Your goal :: Write out the records below once more, exactly as they stand.

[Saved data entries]
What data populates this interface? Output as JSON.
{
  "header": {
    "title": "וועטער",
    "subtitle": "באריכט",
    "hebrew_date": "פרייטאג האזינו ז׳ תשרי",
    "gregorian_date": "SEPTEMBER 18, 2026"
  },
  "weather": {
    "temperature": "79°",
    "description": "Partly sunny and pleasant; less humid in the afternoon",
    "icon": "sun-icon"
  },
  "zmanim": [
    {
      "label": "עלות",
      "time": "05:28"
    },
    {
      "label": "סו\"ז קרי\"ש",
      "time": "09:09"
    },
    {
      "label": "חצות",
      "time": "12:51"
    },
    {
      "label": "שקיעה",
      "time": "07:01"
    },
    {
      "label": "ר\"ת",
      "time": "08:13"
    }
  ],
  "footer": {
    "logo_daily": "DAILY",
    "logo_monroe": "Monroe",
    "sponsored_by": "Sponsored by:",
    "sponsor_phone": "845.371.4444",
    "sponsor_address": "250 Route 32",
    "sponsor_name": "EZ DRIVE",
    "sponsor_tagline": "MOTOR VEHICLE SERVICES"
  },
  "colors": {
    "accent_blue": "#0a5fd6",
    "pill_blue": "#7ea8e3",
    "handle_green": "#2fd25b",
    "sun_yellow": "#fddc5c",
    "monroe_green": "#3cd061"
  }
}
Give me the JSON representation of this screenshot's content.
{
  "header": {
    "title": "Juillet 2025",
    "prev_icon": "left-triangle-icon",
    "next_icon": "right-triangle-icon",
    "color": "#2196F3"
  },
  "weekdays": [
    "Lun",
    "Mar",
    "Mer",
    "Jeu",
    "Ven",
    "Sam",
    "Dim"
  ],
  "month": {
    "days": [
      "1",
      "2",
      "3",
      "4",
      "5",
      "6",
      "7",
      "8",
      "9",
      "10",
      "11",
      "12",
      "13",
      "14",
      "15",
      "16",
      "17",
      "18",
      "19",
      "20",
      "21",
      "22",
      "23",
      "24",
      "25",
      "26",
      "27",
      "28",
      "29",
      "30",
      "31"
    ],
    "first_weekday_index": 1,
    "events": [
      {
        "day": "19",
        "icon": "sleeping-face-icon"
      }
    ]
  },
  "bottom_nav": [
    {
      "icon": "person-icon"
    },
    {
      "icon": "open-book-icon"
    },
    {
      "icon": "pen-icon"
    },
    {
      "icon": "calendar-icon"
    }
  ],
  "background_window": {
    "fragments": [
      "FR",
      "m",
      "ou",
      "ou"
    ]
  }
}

Result of this exercise ::
What data populates this interface? Output as JSON.
{
  "header": {
    "title": "וועטער",
    "subtitle": "באריכט",
    "hebrew_date": "פרייטאג האזינו ז׳ תשרי",
    "gregorian_date": "SEPTEMBER 18, 2026"
  },
  "weather": {
    "temperature": "79°",
    "description": "Partly sunny and pleasant; less humid in the afternoon",
    "icon": "sun-icon"
  },
  "zmanim": [
    {
      "label": "עלות",
      "time": "05:28"
    },
    {
      "label": "סו\"ז קרי\"ש",
      "time": "09:09"
    },
    {
      "label": "חצות",
      "time": "12:51"
    },
    {
      "label": "שקיעה",
      "time": "07:01"
    },
    {
      "label": "ר\"ת",
      "time": "08:13"
    }
  ],
  "footer": {
    "logo_daily": "DAILY",
    "logo_monroe": "Monroe",
    "sponsored_by": "Sponsored by:",
    "sponsor_phone": "845.371.4444",
    "sponsor_address": "250 Route 32",
    "sponsor_name": "EZ DRIVE",
    "sponsor_tagline": "MOTOR VEHICLE SERVICES"
  },
  "colors": {
    "accent_blue": "#0a5fd6",
    "pill_blue": "#7ea8e3",
    "handle_green": "#2fd25b",
    "sun_yellow": "#fddc5c",
    "monroe_green": "#3cd061"
  }
}
Give me the JSON representation of this screenshot's content.
{
  "header": {
    "title": "Juillet 2025",
    "prev_icon": "left-triangle-icon",
    "next_icon": "right-triangle-icon",
    "color": "#2196F3"
  },
  "weekdays": [
    "Lun",
    "Mar",
    "Mer",
    "Jeu",
    "Ven",
    "Sam",
    "Dim"
  ],
  "month": {
    "days": [
      "1",
      "2",
      "3",
      "4",
      "5",
      "6",
      "7",
      "8",
      "9",
      "10",
      "11",
      "12",
      "13",
      "14",
      "15",
      "16",
      "17",
      "18",
      "19",
      "20",
      "21",
      "22",
      "23",
      "24",
      "25",
      "26",
      "27",
      "28",
      "29",
      "30",
      "31"
    ],
    "first_weekday_index": 1,
    "events": [
      {
        "day": "19",
        "icon": "sleeping-face-icon"
      }
    ]
  },
  "bottom_nav": [
    {
      "icon": "person-icon"
    },
    {
      "icon": "open-book-icon"
    },
    {
      "icon": "pen-icon"
    },
    {
      "icon": "calendar-icon"
    }
  ],
  "background_window": {
    "fragments": [
      "FR",
      "m",
      "ou",
      "ou"
    ]
  }
}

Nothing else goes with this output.